Omit every picture and return the rest of the data unaltered.
═══
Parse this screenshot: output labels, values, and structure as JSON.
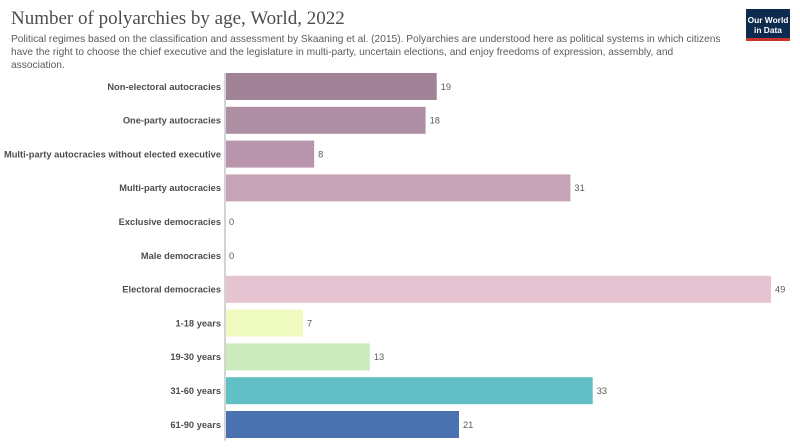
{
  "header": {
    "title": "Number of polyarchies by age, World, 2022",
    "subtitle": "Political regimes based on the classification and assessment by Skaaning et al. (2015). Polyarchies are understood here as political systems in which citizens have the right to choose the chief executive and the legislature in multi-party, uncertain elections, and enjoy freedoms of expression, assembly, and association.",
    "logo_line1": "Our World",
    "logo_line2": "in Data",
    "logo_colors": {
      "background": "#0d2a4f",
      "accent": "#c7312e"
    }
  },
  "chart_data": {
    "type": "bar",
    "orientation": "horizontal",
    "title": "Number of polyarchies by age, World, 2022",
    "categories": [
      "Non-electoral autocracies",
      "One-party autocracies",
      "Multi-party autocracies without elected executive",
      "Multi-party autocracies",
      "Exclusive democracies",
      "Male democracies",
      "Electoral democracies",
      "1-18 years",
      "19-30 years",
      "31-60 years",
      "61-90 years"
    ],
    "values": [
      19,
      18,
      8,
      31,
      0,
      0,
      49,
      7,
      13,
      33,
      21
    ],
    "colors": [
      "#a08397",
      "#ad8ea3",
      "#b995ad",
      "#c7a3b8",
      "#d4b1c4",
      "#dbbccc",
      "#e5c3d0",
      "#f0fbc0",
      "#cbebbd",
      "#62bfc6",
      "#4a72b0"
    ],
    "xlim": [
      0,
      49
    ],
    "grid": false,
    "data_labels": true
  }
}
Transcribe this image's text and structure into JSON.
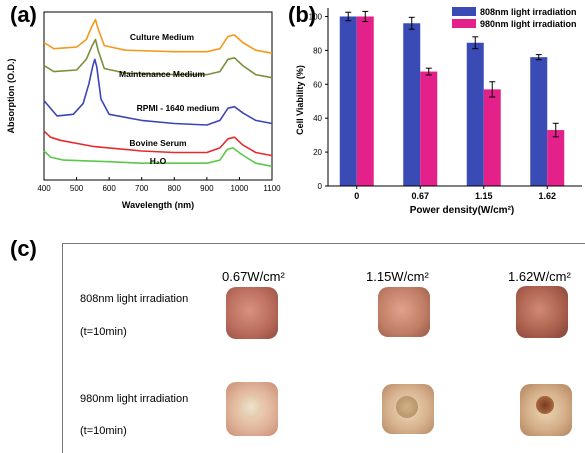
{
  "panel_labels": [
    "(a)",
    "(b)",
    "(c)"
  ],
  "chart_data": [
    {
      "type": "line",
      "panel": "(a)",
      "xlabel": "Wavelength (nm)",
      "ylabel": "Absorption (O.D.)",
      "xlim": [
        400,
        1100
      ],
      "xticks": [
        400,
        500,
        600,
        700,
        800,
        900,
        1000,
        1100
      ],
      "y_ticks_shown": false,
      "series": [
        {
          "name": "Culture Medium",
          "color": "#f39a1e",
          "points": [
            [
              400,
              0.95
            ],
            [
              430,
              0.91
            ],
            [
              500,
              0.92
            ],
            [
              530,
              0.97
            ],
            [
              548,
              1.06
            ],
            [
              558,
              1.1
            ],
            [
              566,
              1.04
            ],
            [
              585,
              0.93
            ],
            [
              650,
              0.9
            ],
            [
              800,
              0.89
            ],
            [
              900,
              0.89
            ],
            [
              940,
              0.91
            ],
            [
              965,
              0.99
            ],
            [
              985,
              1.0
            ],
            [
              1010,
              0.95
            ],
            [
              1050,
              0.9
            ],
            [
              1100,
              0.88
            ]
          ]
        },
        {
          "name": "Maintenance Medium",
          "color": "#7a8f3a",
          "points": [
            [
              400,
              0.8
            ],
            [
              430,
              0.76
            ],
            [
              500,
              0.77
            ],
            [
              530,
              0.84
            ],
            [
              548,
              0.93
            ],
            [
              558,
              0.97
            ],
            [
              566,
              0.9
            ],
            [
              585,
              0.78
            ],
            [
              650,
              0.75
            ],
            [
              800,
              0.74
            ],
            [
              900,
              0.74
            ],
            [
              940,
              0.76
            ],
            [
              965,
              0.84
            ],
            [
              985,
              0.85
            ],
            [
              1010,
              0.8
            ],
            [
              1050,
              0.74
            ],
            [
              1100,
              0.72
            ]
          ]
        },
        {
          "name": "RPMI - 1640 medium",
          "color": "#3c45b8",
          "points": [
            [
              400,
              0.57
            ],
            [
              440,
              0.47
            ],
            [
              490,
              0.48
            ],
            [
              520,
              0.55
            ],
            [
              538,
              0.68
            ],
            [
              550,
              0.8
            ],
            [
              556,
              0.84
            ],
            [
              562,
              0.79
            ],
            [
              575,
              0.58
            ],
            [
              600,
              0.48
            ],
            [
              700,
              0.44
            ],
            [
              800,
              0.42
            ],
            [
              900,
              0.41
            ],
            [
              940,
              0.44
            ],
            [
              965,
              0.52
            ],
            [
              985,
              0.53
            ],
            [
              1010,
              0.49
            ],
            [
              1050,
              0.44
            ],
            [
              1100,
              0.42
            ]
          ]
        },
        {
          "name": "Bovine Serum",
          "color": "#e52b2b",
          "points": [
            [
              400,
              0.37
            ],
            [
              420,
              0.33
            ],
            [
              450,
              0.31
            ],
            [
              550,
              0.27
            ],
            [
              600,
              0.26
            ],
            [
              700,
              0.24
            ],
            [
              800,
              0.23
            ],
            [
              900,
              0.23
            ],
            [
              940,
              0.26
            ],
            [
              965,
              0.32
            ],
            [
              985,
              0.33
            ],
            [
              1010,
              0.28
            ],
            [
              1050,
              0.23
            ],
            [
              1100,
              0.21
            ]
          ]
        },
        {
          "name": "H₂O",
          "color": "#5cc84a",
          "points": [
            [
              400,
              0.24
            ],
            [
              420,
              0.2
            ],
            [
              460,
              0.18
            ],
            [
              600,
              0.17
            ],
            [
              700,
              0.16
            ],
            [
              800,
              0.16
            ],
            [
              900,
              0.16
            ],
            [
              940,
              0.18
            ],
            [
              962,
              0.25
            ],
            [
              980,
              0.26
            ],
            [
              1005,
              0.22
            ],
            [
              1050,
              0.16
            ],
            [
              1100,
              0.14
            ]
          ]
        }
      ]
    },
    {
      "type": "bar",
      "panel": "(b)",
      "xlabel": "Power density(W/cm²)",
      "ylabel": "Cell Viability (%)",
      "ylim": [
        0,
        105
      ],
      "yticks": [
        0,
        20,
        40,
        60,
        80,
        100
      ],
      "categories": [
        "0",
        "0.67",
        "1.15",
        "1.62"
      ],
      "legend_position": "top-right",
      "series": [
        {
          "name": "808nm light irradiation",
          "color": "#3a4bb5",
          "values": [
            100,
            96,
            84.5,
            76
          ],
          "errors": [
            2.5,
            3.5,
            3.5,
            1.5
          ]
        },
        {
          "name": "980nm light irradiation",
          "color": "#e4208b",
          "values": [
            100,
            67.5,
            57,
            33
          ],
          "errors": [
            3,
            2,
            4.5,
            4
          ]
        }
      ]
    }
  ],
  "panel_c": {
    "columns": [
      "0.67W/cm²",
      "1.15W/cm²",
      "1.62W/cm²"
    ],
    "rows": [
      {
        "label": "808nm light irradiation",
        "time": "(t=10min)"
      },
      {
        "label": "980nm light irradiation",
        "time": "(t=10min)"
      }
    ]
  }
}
═══
- FULL ANSWER
Parse this screenshot: output labels, values, and structure as JSON.
{
  "header": {
    "title": "Number of polyarchies by age, World, 2022",
    "subtitle": "Political regimes based on the classification and assessment by Skaaning et al. (2015). Polyarchies are understood here as political systems in which citizens have the right to choose the chief executive and the legislature in multi-party, uncertain elections, and enjoy freedoms of expression, assembly, and association.",
    "logo_line1": "Our World",
    "logo_line2": "in Data",
    "logo_colors": {
      "background": "#0d2a4f",
      "accent": "#c7312e"
    }
  },
  "chart_data": {
    "type": "bar",
    "orientation": "horizontal",
    "title": "Number of polyarchies by age, World, 2022",
    "categories": [
      "Non-electoral autocracies",
      "One-party autocracies",
      "Multi-party autocracies without elected executive",
      "Multi-party autocracies",
      "Exclusive democracies",
      "Male democracies",
      "Electoral democracies",
      "1-18 years",
      "19-30 years",
      "31-60 years",
      "61-90 years"
    ],
    "values": [
      19,
      18,
      8,
      31,
      0,
      0,
      49,
      7,
      13,
      33,
      21
    ],
    "colors": [
      "#a08397",
      "#ad8ea3",
      "#b995ad",
      "#c7a3b8",
      "#d4b1c4",
      "#dbbccc",
      "#e5c3d0",
      "#f0fbc0",
      "#cbebbd",
      "#62bfc6",
      "#4a72b0"
    ],
    "xlim": [
      0,
      49
    ],
    "grid": false,
    "data_labels": true
  }
}
Transcribe this image's text and structure into JSON.
{
  "panel_labels": [
    "(a)",
    "(b)",
    "(c)"
  ],
  "chart_data": [
    {
      "type": "line",
      "panel": "(a)",
      "xlabel": "Wavelength (nm)",
      "ylabel": "Absorption (O.D.)",
      "xlim": [
        400,
        1100
      ],
      "xticks": [
        400,
        500,
        600,
        700,
        800,
        900,
        1000,
        1100
      ],
      "y_ticks_shown": false,
      "series": [
        {
          "name": "Culture Medium",
          "color": "#f39a1e",
          "points": [
            [
              400,
              0.95
            ],
            [
              430,
              0.91
            ],
            [
              500,
              0.92
            ],
            [
              530,
              0.97
            ],
            [
              548,
              1.06
            ],
            [
              558,
              1.1
            ],
            [
              566,
              1.04
            ],
            [
              585,
              0.93
            ],
            [
              650,
              0.9
            ],
            [
              800,
              0.89
            ],
            [
              900,
              0.89
            ],
            [
              940,
              0.91
            ],
            [
              965,
              0.99
            ],
            [
              985,
              1.0
            ],
            [
              1010,
              0.95
            ],
            [
              1050,
              0.9
            ],
            [
              1100,
              0.88
            ]
          ]
        },
        {
          "name": "Maintenance Medium",
          "color": "#7a8f3a",
          "points": [
            [
              400,
              0.8
            ],
            [
              430,
              0.76
            ],
            [
              500,
              0.77
            ],
            [
              530,
              0.84
            ],
            [
              548,
              0.93
            ],
            [
              558,
              0.97
            ],
            [
              566,
              0.9
            ],
            [
              585,
              0.78
            ],
            [
              650,
              0.75
            ],
            [
              800,
              0.74
            ],
            [
              900,
              0.74
            ],
            [
              940,
              0.76
            ],
            [
              965,
              0.84
            ],
            [
              985,
              0.85
            ],
            [
              1010,
              0.8
            ],
            [
              1050,
              0.74
            ],
            [
              1100,
              0.72
            ]
          ]
        },
        {
          "name": "RPMI - 1640 medium",
          "color": "#3c45b8",
          "points": [
            [
              400,
              0.57
            ],
            [
              440,
              0.47
            ],
            [
              490,
              0.48
            ],
            [
              520,
              0.55
            ],
            [
              538,
              0.68
            ],
            [
              550,
              0.8
            ],
            [
              556,
              0.84
            ],
            [
              562,
              0.79
            ],
            [
              575,
              0.58
            ],
            [
              600,
              0.48
            ],
            [
              700,
              0.44
            ],
            [
              800,
              0.42
            ],
            [
              900,
              0.41
            ],
            [
              940,
              0.44
            ],
            [
              965,
              0.52
            ],
            [
              985,
              0.53
            ],
            [
              1010,
              0.49
            ],
            [
              1050,
              0.44
            ],
            [
              1100,
              0.42
            ]
          ]
        },
        {
          "name": "Bovine Serum",
          "color": "#e52b2b",
          "points": [
            [
              400,
              0.37
            ],
            [
              420,
              0.33
            ],
            [
              450,
              0.31
            ],
            [
              550,
              0.27
            ],
            [
              600,
              0.26
            ],
            [
              700,
              0.24
            ],
            [
              800,
              0.23
            ],
            [
              900,
              0.23
            ],
            [
              940,
              0.26
            ],
            [
              965,
              0.32
            ],
            [
              985,
              0.33
            ],
            [
              1010,
              0.28
            ],
            [
              1050,
              0.23
            ],
            [
              1100,
              0.21
            ]
          ]
        },
        {
          "name": "H₂O",
          "color": "#5cc84a",
          "points": [
            [
              400,
              0.24
            ],
            [
              420,
              0.2
            ],
            [
              460,
              0.18
            ],
            [
              600,
              0.17
            ],
            [
              700,
              0.16
            ],
            [
              800,
              0.16
            ],
            [
              900,
              0.16
            ],
            [
              940,
              0.18
            ],
            [
              962,
              0.25
            ],
            [
              980,
              0.26
            ],
            [
              1005,
              0.22
            ],
            [
              1050,
              0.16
            ],
            [
              1100,
              0.14
            ]
          ]
        }
      ]
    },
    {
      "type": "bar",
      "panel": "(b)",
      "xlabel": "Power density(W/cm²)",
      "ylabel": "Cell Viability (%)",
      "ylim": [
        0,
        105
      ],
      "yticks": [
        0,
        20,
        40,
        60,
        80,
        100
      ],
      "categories": [
        "0",
        "0.67",
        "1.15",
        "1.62"
      ],
      "legend_position": "top-right",
      "series": [
        {
          "name": "808nm light irradiation",
          "color": "#3a4bb5",
          "values": [
            100,
            96,
            84.5,
            76
          ],
          "errors": [
            2.5,
            3.5,
            3.5,
            1.5
          ]
        },
        {
          "name": "980nm light irradiation",
          "color": "#e4208b",
          "values": [
            100,
            67.5,
            57,
            33
          ],
          "errors": [
            3,
            2,
            4.5,
            4
          ]
        }
      ]
    }
  ],
  "panel_c": {
    "columns": [
      "0.67W/cm²",
      "1.15W/cm²",
      "1.62W/cm²"
    ],
    "rows": [
      {
        "label": "808nm light irradiation",
        "time": "(t=10min)"
      },
      {
        "label": "980nm light irradiation",
        "time": "(t=10min)"
      }
    ]
  }
}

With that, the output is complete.